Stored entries

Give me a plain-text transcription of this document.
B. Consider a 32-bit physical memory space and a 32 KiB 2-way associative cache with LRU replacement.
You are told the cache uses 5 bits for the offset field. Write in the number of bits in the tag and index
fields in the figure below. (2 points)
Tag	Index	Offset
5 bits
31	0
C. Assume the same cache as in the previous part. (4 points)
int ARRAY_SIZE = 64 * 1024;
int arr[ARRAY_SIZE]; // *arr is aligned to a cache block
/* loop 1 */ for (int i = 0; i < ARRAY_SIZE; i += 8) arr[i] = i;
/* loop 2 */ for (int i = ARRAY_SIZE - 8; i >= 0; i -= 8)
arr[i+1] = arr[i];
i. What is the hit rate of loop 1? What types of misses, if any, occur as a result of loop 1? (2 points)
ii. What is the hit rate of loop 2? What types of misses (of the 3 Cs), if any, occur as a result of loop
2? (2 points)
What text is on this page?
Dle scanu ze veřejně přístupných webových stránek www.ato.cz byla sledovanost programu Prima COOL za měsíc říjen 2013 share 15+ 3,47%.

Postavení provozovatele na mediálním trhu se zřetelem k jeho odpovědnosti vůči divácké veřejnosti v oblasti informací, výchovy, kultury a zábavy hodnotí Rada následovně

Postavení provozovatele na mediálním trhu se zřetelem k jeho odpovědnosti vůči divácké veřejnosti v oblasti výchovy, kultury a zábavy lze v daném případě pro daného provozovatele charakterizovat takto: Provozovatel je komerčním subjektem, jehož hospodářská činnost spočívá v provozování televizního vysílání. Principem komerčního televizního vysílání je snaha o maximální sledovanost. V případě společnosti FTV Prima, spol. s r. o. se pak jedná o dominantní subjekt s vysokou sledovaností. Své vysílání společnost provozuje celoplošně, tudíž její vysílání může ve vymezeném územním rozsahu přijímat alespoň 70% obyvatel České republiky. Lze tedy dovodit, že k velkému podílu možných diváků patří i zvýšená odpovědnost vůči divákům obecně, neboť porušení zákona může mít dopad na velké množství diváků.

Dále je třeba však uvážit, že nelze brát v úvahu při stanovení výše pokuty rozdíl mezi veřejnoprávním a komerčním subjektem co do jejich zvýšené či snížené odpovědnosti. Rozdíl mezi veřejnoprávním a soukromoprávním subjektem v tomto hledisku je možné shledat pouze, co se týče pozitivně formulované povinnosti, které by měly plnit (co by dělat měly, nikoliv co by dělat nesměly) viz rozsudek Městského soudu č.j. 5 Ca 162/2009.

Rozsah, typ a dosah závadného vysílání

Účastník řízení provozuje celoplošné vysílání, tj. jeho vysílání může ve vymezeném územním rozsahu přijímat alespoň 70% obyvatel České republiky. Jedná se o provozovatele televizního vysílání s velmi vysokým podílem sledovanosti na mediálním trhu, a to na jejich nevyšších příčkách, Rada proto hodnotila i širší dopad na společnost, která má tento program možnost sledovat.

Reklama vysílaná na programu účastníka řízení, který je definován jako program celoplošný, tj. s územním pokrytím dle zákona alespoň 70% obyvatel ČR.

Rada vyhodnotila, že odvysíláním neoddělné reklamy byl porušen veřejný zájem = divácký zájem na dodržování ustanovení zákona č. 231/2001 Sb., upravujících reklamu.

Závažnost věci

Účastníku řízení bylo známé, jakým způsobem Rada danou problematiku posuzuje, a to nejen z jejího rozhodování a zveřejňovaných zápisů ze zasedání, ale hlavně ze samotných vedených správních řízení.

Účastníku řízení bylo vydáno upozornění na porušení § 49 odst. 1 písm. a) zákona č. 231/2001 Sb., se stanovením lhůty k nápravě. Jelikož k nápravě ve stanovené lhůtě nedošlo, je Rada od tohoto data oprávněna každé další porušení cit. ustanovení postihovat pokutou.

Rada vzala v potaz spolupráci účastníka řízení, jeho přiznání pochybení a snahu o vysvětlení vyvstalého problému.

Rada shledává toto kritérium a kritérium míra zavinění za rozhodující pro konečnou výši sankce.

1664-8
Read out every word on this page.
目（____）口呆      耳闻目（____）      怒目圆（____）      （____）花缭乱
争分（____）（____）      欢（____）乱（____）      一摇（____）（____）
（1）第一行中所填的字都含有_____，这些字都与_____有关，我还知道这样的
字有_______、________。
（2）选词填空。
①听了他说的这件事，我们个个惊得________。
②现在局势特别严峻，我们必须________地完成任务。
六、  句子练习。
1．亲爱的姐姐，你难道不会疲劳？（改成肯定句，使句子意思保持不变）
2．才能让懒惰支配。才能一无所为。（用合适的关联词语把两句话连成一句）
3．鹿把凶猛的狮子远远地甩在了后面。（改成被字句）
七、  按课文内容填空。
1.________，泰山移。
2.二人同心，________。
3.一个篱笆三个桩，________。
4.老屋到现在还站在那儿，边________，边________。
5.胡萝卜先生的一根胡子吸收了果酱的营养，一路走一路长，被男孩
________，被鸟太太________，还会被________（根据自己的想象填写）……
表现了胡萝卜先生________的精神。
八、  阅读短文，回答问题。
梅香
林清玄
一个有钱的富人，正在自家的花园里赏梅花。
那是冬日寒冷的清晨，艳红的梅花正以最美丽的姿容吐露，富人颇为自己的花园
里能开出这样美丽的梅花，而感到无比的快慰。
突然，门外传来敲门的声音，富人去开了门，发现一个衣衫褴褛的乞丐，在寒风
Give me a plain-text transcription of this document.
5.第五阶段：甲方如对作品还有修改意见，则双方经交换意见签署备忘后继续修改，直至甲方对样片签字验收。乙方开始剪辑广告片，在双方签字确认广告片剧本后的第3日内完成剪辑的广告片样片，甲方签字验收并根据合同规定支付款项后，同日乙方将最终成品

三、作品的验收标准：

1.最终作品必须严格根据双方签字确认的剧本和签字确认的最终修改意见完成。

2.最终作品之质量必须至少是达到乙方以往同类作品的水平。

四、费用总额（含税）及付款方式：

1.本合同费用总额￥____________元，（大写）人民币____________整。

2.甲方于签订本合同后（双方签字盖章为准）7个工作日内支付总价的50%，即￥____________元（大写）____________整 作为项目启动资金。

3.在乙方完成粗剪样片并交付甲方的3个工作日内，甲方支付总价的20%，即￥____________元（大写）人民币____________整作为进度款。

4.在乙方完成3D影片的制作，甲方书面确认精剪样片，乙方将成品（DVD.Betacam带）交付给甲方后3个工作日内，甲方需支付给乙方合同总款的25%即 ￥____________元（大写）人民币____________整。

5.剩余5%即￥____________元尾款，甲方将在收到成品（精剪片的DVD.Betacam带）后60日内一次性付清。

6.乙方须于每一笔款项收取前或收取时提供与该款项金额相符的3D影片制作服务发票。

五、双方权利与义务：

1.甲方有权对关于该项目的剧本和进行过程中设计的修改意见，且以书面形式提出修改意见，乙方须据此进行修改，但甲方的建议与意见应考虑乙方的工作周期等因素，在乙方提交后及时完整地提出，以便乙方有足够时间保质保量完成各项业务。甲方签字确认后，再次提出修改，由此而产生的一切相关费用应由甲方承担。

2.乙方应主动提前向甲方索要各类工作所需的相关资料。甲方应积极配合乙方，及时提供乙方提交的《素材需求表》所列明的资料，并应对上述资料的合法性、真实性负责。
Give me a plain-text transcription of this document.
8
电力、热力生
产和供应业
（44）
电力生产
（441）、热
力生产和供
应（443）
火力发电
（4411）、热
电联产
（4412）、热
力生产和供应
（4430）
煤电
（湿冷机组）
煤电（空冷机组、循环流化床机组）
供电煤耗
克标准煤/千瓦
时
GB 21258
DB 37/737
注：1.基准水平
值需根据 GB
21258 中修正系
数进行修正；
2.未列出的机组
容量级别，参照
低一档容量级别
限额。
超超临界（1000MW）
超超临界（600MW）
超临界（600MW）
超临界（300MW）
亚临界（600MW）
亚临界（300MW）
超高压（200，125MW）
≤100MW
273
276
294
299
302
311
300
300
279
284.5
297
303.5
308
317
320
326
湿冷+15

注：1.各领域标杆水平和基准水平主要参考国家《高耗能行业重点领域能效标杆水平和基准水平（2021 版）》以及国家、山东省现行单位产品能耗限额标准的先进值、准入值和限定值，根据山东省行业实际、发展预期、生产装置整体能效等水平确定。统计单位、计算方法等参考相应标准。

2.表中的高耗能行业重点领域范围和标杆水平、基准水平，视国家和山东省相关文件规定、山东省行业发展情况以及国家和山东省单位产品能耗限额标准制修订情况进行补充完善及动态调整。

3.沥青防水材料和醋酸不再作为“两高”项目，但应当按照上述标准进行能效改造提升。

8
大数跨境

[Written exercise] Across the entries above, how many lines contain "page"? Provide only the count.

[Solution to this exercise] 2